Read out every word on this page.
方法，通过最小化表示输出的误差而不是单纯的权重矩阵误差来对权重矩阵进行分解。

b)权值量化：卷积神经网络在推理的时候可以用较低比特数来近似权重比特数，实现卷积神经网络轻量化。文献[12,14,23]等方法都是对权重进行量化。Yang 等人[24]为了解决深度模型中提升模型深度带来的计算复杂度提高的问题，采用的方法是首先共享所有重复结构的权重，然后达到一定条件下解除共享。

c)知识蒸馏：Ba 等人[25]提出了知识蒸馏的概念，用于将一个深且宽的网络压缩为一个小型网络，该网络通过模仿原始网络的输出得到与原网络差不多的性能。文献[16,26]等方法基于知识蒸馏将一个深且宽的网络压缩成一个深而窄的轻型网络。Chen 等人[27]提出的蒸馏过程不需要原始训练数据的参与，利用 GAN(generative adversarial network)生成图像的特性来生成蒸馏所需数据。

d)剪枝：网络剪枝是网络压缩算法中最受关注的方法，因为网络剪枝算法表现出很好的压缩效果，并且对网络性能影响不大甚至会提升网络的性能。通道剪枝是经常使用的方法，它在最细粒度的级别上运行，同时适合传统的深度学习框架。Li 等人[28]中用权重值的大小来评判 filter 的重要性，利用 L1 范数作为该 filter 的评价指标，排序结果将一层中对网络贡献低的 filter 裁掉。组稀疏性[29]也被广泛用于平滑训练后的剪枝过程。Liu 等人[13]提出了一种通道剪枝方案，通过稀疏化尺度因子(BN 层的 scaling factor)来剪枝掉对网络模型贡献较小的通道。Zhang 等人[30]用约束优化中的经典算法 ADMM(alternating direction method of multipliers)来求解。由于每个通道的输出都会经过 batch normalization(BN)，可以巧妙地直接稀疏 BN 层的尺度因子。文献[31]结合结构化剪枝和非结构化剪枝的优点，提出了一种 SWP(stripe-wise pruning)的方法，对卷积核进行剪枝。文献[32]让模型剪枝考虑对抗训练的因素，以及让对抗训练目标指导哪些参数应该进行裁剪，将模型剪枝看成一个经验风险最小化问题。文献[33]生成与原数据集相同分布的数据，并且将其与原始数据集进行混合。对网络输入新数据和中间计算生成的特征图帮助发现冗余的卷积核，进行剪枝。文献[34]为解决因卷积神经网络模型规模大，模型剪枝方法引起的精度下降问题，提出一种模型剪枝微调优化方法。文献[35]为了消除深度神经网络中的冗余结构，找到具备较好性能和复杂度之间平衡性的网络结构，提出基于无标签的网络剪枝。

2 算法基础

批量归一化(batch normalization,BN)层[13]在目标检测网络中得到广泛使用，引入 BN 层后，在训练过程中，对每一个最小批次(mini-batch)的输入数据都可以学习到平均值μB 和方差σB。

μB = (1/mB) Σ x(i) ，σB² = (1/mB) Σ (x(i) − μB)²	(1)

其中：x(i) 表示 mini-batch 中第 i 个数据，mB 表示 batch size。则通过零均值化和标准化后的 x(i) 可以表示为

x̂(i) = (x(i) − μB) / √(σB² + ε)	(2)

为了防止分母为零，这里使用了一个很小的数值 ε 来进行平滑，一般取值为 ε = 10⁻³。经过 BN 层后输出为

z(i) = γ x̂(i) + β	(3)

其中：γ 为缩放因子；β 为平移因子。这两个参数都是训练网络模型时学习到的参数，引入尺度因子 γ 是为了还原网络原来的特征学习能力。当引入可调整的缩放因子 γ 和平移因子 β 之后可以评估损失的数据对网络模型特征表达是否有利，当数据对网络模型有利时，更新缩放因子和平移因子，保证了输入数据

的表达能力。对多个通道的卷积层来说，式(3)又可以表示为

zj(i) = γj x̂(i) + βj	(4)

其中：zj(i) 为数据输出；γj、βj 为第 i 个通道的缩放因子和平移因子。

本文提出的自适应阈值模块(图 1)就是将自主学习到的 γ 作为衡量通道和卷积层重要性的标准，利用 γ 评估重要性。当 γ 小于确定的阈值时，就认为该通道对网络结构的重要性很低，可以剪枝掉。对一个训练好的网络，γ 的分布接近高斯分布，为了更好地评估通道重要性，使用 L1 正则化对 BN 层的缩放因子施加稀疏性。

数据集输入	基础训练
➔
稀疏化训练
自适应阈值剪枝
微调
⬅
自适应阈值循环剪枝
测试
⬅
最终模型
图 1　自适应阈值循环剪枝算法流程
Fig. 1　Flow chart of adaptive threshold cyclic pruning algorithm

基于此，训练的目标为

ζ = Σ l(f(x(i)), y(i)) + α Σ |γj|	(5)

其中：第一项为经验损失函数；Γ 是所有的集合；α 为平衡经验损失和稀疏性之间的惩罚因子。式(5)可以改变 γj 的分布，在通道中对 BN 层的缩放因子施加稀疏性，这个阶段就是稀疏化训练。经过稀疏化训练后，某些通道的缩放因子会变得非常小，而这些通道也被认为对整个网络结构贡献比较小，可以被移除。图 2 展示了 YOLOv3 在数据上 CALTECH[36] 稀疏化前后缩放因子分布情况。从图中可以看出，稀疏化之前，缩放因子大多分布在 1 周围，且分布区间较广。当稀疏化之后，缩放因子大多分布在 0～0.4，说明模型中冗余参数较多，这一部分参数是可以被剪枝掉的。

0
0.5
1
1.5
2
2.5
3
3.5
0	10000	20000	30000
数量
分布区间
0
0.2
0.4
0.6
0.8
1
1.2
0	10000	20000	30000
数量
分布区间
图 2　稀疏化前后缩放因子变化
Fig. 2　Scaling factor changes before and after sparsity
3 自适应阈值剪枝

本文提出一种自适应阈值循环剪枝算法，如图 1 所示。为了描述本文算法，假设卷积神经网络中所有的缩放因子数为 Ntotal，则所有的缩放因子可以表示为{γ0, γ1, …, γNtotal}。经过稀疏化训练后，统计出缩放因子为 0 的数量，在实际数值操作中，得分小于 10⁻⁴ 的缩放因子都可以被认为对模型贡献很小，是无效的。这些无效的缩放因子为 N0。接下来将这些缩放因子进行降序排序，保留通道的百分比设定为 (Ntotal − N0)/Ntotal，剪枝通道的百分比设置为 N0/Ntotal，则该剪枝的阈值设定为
——
• **What is being asked**:
Quote each line above in full, word for word.

• **Result of this exercise**:
Read out every word on this page.
方法，通过最小化表示输出的误差而不是单纯的权重矩阵误差来对权重矩阵进行分解。

b)权值量化：卷积神经网络在推理的时候可以用较低比特数来近似权重比特数，实现卷积神经网络轻量化。文献[12,14,23]等方法都是对权重进行量化。Yang 等人[24]为了解决深度模型中提升模型深度带来的计算复杂度提高的问题，采用的方法是首先共享所有重复结构的权重，然后达到一定条件下解除共享。

c)知识蒸馏：Ba 等人[25]提出了知识蒸馏的概念，用于将一个深且宽的网络压缩为一个小型网络，该网络通过模仿原始网络的输出得到与原网络差不多的性能。文献[16,26]等方法基于知识蒸馏将一个深且宽的网络压缩成一个深而窄的轻型网络。Chen 等人[27]提出的蒸馏过程不需要原始训练数据的参与，利用 GAN(generative adversarial network)生成图像的特性来生成蒸馏所需数据。

d)剪枝：网络剪枝是网络压缩算法中最受关注的方法，因为网络剪枝算法表现出很好的压缩效果，并且对网络性能影响不大甚至会提升网络的性能。通道剪枝是经常使用的方法，它在最细粒度的级别上运行，同时适合传统的深度学习框架。Li 等人[28]中用权重值的大小来评判 filter 的重要性，利用 L1 范数作为该 filter 的评价指标，排序结果将一层中对网络贡献低的 filter 裁掉。组稀疏性[29]也被广泛用于平滑训练后的剪枝过程。Liu 等人[13]提出了一种通道剪枝方案，通过稀疏化尺度因子(BN 层的 scaling factor)来剪枝掉对网络模型贡献较小的通道。Zhang 等人[30]用约束优化中的经典算法 ADMM(alternating direction method of multipliers)来求解。由于每个通道的输出都会经过 batch normalization(BN)，可以巧妙地直接稀疏 BN 层的尺度因子。文献[31]结合结构化剪枝和非结构化剪枝的优点，提出了一种 SWP(stripe-wise pruning)的方法，对卷积核进行剪枝。文献[32]让模型剪枝考虑对抗训练的因素，以及让对抗训练目标指导哪些参数应该进行裁剪，将模型剪枝看成一个经验风险最小化问题。文献[33]生成与原数据集相同分布的数据，并且将其与原始数据集进行混合。对网络输入新数据和中间计算生成的特征图帮助发现冗余的卷积核，进行剪枝。文献[34]为解决因卷积神经网络模型规模大，模型剪枝方法引起的精度下降问题，提出一种模型剪枝微调优化方法。文献[35]为了消除深度神经网络中的冗余结构，找到具备较好性能和复杂度之间平衡性的网络结构，提出基于无标签的网络剪枝。

2 算法基础

批量归一化(batch normalization,BN)层[13]在目标检测网络中得到广泛使用，引入 BN 层后，在训练过程中，对每一个最小批次(mini-batch)的输入数据都可以学习到平均值μB 和方差σB。

μB = (1/mB) Σ x(i) ，σB² = (1/mB) Σ (x(i) − μB)²	(1)

其中：x(i) 表示 mini-batch 中第 i 个数据，mB 表示 batch size。则通过零均值化和标准化后的 x(i) 可以表示为

x̂(i) = (x(i) − μB) / √(σB² + ε)	(2)

为了防止分母为零，这里使用了一个很小的数值 ε 来进行平滑，一般取值为 ε = 10⁻³。经过 BN 层后输出为

z(i) = γ x̂(i) + β	(3)

其中：γ 为缩放因子；β 为平移因子。这两个参数都是训练网络模型时学习到的参数，引入尺度因子 γ 是为了还原网络原来的特征学习能力。当引入可调整的缩放因子 γ 和平移因子 β 之后可以评估损失的数据对网络模型特征表达是否有利，当数据对网络模型有利时，更新缩放因子和平移因子，保证了输入数据

的表达能力。对多个通道的卷积层来说，式(3)又可以表示为

zj(i) = γj x̂(i) + βj	(4)

其中：zj(i) 为数据输出；γj、βj 为第 i 个通道的缩放因子和平移因子。

本文提出的自适应阈值模块(图 1)就是将自主学习到的 γ 作为衡量通道和卷积层重要性的标准，利用 γ 评估重要性。当 γ 小于确定的阈值时，就认为该通道对网络结构的重要性很低，可以剪枝掉。对一个训练好的网络，γ 的分布接近高斯分布，为了更好地评估通道重要性，使用 L1 正则化对 BN 层的缩放因子施加稀疏性。

数据集输入	基础训练
➔
稀疏化训练
自适应阈值剪枝
微调
⬅
自适应阈值循环剪枝
测试
⬅
最终模型
图 1　自适应阈值循环剪枝算法流程
Fig. 1　Flow chart of adaptive threshold cyclic pruning algorithm

基于此，训练的目标为

ζ = Σ l(f(x(i)), y(i)) + α Σ |γj|	(5)

其中：第一项为经验损失函数；Γ 是所有的集合；α 为平衡经验损失和稀疏性之间的惩罚因子。式(5)可以改变 γj 的分布，在通道中对 BN 层的缩放因子施加稀疏性，这个阶段就是稀疏化训练。经过稀疏化训练后，某些通道的缩放因子会变得非常小，而这些通道也被认为对整个网络结构贡献比较小，可以被移除。图 2 展示了 YOLOv3 在数据上 CALTECH[36] 稀疏化前后缩放因子分布情况。从图中可以看出，稀疏化之前，缩放因子大多分布在 1 周围，且分布区间较广。当稀疏化之后，缩放因子大多分布在 0～0.4，说明模型中冗余参数较多，这一部分参数是可以被剪枝掉的。

0
0.5
1
1.5
2
2.5
3
3.5
0	10000	20000	30000
数量
分布区间
0
0.2
0.4
0.6
0.8
1
1.2
0	10000	20000	30000
数量
分布区间
图 2　稀疏化前后缩放因子变化
Fig. 2　Scaling factor changes before and after sparsity
3 自适应阈值剪枝

本文提出一种自适应阈值循环剪枝算法，如图 1 所示。为了描述本文算法，假设卷积神经网络中所有的缩放因子数为 Ntotal，则所有的缩放因子可以表示为{γ0, γ1, …, γNtotal}。经过稀疏化训练后，统计出缩放因子为 0 的数量，在实际数值操作中，得分小于 10⁻⁴ 的缩放因子都可以被认为对模型贡献很小，是无效的。这些无效的缩放因子为 N0。接下来将这些缩放因子进行降序排序，保留通道的百分比设定为 (Ntotal − N0)/Ntotal，剪枝通道的百分比设置为 N0/Ntotal，则该剪枝的阈值设定为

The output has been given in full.